Rows>
<<<<

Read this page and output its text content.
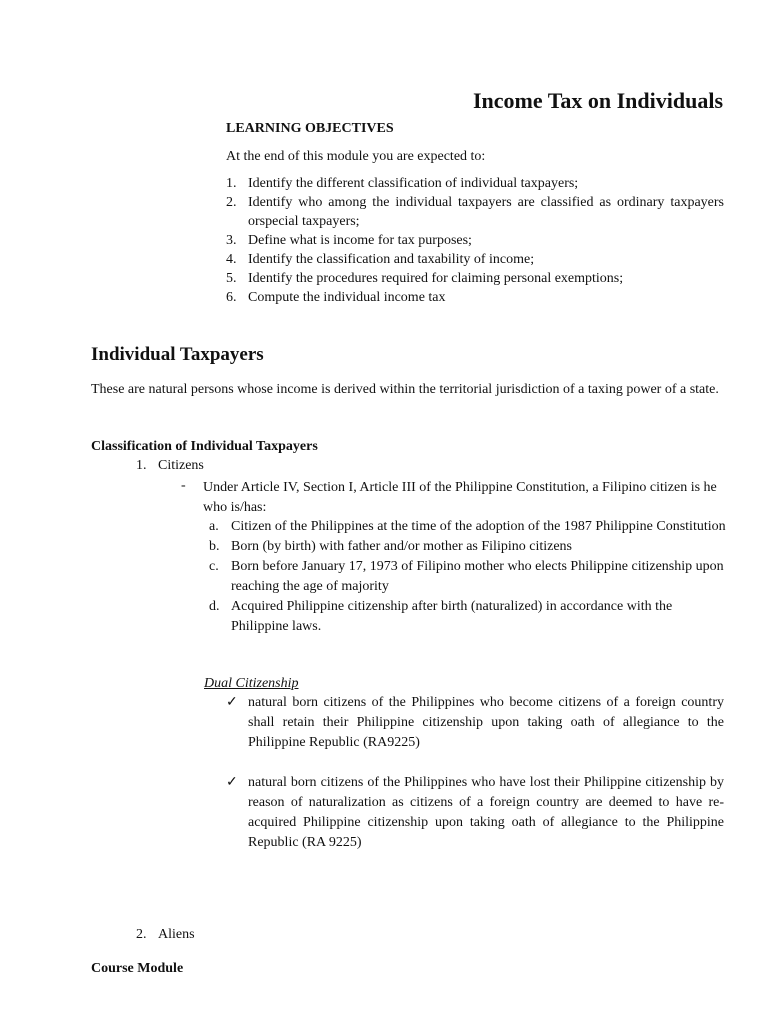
Income Tax on Individuals
LEARNING OBJECTIVES
At the end of this module you are expected to:
1. Identify the different classification of individual taxpayers;
2. Identify who among the individual taxpayers are classified as ordinary taxpayers orspecial taxpayers;
3. Define what is income for tax purposes;
4. Identify the classification and taxability of income;
5. Identify the procedures required for claiming personal exemptions;
6. Compute the individual income tax
Individual Taxpayers
These are natural persons whose income is derived within the territorial jurisdiction of a taxing power of a state.
Classification of Individual Taxpayers
1. Citizens
- Under Article IV, Section I, Article III of the Philippine Constitution, a Filipino citizen is he who is/has:
a. Citizen of the Philippines at the time of the adoption of the 1987 Philippine Constitution
b. Born (by birth) with father and/or mother as Filipino citizens
c. Born before January 17, 1973 of Filipino mother who elects Philippine citizenship upon reaching the age of majority
d. Acquired Philippine citizenship after birth (naturalized) in accordance with the Philippine laws.
Dual Citizenship
✓ natural born citizens of the Philippines who become citizens of a foreign country shall retain their Philippine citizenship upon taking oath of allegiance to the Philippine Republic (RA9225)
✓ natural born citizens of the Philippines who have lost their Philippine citizenship by reason of naturalization as citizens of a foreign country are deemed to have re-acquired Philippine citizenship upon taking oath of allegiance to the Philippine Republic (RA 9225)
2. Aliens
Course Module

>>>>

Lines containing the string "Philippine" are to be selected and copied.

- Under Article IV, Section I, Article III of the Philippine Constitution, a Filipino citizen is he who is/has:
a. Citizen of the Philippines at the time of the adoption of the 1987 Philippine Constitution
c. Born before January 17, 1973 of Filipino mother who elects Philippine citizenship upon reaching the age of majority
d. Acquired Philippine citizenship after birth (naturalized) in accordance with the Philippine laws.
✓ natural born citizens of the Philippines who become citizens of a foreign country shall retain their Philippine citizenship upon taking oath of allegiance to the Philippine Republic (RA9225)
✓ natural born citizens of the Philippines who have lost their Philippine citizenship by reason of naturalization as citizens of a foreign country are deemed to have re-acquired Philippine citizenship upon taking oath of allegiance to the Philippine Republic (RA 9225)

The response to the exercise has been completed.